** START **
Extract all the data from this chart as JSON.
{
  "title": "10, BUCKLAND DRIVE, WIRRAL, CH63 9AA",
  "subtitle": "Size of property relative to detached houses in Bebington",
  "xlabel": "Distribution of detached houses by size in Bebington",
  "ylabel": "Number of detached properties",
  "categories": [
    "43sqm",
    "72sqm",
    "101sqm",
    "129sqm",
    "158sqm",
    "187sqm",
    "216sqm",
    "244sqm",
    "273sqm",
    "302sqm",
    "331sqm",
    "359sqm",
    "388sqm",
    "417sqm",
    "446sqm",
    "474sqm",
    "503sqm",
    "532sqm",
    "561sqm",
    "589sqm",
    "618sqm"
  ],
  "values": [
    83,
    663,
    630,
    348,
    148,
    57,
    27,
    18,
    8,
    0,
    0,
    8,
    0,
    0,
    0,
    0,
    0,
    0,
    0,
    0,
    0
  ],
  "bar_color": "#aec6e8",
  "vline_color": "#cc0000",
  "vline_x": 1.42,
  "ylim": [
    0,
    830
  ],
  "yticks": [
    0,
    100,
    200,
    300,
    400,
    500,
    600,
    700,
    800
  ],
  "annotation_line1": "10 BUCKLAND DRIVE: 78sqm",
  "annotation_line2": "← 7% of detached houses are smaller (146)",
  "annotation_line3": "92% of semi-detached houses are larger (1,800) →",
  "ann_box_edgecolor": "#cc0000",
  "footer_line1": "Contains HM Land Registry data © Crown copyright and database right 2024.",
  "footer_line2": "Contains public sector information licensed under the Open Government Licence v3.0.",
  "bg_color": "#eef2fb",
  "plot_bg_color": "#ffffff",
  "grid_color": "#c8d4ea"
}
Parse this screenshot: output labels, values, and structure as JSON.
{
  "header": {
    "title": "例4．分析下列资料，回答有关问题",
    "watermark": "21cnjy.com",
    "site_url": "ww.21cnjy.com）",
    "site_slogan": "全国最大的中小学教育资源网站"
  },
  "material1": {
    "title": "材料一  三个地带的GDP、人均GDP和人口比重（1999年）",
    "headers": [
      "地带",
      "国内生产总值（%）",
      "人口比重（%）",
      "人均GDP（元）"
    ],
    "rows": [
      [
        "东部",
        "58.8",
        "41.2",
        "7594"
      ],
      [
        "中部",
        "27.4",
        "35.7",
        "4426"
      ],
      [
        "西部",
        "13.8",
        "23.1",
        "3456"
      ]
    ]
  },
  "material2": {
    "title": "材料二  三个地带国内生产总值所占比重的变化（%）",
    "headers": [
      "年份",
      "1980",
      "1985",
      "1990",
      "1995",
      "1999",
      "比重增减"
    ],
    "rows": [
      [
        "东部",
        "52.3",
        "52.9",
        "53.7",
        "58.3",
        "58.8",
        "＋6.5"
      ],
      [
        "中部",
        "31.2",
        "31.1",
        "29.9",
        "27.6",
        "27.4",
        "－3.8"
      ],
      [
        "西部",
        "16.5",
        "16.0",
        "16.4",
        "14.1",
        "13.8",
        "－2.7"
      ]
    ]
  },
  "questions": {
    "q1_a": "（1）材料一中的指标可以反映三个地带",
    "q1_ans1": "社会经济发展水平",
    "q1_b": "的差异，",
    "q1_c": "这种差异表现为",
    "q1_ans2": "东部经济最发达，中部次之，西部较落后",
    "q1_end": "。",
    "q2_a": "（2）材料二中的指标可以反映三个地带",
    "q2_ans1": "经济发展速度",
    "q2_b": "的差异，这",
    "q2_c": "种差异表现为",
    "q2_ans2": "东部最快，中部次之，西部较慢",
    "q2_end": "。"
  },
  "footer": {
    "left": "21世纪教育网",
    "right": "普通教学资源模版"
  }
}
** END **
Where a line contains "BUCKLAND", copy that line.

  "title": "10, BUCKLAND DRIVE, WIRRAL, CH63 9AA",
  "annotation_line1": "10 BUCKLAND DRIVE: 78sqm",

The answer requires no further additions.